** begin Input data **
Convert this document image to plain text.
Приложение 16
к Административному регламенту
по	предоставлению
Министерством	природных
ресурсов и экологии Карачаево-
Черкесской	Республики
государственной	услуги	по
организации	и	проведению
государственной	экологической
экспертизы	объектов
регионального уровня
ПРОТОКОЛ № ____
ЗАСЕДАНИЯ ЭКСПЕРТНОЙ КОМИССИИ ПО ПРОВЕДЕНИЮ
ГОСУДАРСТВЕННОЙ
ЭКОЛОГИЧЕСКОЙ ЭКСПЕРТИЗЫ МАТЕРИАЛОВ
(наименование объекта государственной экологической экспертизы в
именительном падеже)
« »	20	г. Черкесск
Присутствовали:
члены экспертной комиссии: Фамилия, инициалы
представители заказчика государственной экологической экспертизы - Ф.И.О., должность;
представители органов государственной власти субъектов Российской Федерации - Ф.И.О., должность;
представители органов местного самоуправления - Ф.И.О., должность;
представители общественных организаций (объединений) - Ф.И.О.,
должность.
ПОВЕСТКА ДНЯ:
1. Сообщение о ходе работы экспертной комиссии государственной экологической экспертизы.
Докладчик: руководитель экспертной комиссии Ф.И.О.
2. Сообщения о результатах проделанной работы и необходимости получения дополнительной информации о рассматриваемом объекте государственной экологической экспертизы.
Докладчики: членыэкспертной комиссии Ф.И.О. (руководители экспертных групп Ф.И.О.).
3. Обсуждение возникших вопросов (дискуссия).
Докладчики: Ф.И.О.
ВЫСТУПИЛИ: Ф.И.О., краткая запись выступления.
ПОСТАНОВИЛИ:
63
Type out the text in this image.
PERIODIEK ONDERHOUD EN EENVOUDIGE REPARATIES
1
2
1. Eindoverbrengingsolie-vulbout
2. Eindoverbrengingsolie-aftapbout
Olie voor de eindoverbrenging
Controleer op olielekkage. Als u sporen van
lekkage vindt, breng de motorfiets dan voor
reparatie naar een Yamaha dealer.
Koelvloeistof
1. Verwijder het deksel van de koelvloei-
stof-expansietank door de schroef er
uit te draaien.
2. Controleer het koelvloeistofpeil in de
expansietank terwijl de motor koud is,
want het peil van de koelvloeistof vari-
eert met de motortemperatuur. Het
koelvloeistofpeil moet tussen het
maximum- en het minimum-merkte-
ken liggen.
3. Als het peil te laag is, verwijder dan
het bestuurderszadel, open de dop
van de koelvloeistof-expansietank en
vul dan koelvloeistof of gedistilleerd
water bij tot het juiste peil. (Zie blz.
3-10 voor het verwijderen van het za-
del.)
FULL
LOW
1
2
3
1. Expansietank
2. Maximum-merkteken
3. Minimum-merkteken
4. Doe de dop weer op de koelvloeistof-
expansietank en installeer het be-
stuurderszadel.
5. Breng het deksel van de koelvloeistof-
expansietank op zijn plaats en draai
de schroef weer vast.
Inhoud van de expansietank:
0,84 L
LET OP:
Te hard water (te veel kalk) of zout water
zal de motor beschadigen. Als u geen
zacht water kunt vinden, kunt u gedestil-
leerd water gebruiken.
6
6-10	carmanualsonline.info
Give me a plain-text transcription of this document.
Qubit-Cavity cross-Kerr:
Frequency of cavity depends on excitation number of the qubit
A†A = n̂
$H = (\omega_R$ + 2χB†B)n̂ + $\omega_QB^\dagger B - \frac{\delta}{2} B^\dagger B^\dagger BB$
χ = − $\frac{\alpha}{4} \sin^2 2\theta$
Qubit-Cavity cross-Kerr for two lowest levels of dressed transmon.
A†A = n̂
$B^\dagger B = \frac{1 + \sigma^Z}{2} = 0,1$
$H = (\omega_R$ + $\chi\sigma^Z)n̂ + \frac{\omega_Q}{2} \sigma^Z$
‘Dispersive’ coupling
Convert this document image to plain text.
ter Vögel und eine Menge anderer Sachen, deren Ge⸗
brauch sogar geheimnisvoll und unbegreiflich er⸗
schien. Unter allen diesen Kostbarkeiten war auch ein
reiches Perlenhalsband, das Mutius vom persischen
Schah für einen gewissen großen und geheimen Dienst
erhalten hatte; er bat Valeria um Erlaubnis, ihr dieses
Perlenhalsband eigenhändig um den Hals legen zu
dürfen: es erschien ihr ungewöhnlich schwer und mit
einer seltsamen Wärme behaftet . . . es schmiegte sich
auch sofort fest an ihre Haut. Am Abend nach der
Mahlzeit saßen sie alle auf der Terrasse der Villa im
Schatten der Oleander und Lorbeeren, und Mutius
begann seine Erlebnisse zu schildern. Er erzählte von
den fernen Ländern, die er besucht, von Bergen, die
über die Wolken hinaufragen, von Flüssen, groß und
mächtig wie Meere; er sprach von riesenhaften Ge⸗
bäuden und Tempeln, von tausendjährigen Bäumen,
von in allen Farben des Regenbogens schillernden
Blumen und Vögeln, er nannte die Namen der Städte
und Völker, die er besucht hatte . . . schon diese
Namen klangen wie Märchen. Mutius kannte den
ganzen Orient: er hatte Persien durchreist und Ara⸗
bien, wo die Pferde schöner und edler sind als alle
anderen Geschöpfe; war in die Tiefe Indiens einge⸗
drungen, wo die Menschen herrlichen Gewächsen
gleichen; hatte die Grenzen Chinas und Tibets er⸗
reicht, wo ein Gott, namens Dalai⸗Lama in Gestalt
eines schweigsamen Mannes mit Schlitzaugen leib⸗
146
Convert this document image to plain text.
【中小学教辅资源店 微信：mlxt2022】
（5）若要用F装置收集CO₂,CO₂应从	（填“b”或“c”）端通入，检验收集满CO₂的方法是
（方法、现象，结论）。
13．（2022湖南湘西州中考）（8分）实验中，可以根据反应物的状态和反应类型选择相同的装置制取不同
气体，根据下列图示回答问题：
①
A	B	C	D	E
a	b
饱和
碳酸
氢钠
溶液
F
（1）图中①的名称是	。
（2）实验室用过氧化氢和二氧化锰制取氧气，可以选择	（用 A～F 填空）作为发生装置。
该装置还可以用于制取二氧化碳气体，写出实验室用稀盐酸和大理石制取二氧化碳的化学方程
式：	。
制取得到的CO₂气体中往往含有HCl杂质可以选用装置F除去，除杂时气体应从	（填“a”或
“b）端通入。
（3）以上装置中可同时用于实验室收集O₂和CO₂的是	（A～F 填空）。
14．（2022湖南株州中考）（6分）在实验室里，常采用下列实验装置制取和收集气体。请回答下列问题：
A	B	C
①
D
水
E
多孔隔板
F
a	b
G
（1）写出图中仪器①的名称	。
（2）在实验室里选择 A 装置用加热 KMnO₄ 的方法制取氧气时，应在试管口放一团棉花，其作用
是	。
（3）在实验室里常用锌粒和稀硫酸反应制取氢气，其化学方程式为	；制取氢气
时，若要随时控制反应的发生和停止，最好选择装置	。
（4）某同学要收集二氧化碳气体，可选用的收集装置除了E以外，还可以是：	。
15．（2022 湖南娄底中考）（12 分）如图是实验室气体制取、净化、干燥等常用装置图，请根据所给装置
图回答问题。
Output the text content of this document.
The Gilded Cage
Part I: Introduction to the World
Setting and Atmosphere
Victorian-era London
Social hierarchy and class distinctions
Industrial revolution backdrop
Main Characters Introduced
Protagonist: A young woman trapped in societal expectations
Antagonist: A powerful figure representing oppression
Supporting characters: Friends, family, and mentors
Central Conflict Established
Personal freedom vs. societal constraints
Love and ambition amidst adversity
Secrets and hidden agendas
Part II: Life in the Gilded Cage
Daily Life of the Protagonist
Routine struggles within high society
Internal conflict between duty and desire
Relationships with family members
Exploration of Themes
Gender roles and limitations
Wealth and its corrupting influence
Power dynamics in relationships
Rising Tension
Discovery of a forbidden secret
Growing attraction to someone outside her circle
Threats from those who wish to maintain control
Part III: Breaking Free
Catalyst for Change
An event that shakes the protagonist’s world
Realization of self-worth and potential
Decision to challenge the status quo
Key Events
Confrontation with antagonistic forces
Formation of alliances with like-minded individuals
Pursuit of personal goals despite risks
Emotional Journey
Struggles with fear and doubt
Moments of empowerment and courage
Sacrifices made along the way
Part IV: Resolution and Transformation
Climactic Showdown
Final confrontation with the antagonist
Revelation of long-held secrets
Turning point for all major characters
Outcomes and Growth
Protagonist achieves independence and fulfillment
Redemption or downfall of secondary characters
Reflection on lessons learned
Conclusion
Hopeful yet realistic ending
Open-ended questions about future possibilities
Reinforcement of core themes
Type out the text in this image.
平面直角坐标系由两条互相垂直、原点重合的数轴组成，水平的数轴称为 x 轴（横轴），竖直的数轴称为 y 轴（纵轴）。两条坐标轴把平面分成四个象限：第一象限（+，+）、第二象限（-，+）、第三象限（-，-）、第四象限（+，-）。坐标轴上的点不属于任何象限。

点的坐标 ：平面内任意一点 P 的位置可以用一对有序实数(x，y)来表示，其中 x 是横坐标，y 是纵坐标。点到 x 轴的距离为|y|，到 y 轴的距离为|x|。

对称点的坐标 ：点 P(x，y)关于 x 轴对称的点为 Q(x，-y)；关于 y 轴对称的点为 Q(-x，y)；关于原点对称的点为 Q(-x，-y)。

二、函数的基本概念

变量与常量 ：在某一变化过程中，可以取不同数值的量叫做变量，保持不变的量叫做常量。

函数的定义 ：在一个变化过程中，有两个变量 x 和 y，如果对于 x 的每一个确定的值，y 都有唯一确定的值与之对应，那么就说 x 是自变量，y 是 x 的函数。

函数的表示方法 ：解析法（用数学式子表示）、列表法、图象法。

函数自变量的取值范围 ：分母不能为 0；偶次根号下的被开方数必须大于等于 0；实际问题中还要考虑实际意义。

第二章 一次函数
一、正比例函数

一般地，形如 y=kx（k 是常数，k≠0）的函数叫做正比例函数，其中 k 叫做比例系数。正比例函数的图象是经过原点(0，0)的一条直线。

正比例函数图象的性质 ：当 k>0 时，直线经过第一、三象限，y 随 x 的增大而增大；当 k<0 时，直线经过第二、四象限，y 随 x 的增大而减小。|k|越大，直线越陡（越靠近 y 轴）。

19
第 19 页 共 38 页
** end Input data **
> What the task requires
Look through the material above and work out how many of its lines contain "Докладчики". State the number only.

> Full response
2